Source records:
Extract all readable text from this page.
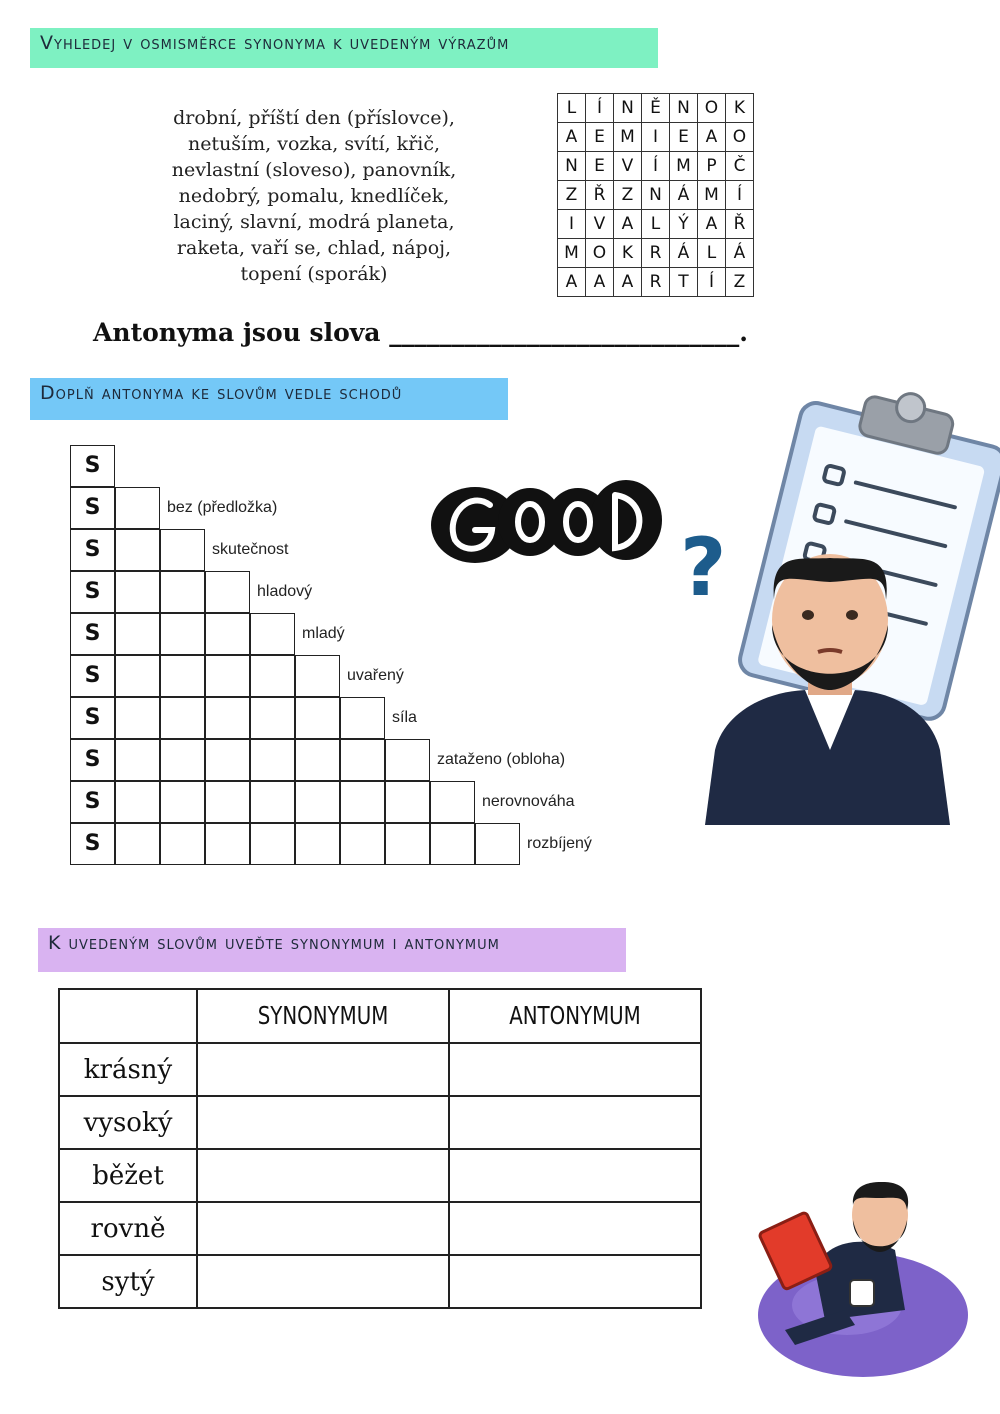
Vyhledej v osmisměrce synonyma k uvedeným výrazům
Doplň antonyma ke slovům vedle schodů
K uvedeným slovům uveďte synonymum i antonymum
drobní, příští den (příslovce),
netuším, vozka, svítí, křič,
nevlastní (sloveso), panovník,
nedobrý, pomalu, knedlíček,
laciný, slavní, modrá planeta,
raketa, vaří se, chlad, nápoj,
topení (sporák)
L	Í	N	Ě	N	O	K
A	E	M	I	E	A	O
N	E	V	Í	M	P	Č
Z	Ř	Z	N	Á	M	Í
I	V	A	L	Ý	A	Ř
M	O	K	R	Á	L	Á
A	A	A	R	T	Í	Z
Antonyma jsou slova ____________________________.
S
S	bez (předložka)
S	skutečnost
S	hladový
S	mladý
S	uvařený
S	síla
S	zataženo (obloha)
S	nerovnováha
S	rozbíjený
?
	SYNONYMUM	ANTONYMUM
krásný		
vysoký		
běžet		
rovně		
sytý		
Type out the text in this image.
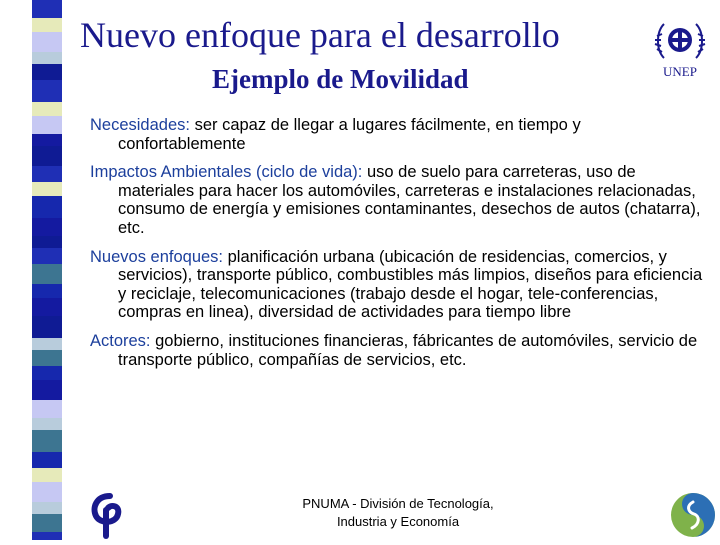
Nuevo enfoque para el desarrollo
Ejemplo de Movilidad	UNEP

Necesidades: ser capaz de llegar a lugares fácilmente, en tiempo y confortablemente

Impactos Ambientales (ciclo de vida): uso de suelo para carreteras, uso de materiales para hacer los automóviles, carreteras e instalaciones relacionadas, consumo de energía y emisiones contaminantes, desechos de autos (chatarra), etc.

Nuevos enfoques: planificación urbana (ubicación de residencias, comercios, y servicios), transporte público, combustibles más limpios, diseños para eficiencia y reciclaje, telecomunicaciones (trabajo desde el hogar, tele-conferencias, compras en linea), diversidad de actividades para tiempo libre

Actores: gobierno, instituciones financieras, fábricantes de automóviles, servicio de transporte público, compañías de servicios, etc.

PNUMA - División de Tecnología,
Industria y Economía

Instructions for the task:
Take the line containing "Type out the text in this image." through the last line of the material and retype exactly those lines, both ends included, with no pictures.

Solution:
Type out the text in this image.
Nuevo enfoque para el desarrollo
Ejemplo de Movilidad	UNEP

Necesidades: ser capaz de llegar a lugares fácilmente, en tiempo y confortablemente

Impactos Ambientales (ciclo de vida): uso de suelo para carreteras, uso de materiales para hacer los automóviles, carreteras e instalaciones relacionadas, consumo de energía y emisiones contaminantes, desechos de autos (chatarra), etc.

Nuevos enfoques: planificación urbana (ubicación de residencias, comercios, y servicios), transporte público, combustibles más limpios, diseños para eficiencia y reciclaje, telecomunicaciones (trabajo desde el hogar, tele-conferencias, compras en linea), diversidad de actividades para tiempo libre

Actores: gobierno, instituciones financieras, fábricantes de automóviles, servicio de transporte público, compañías de servicios, etc.

PNUMA - División de Tecnología,
Industria y Economía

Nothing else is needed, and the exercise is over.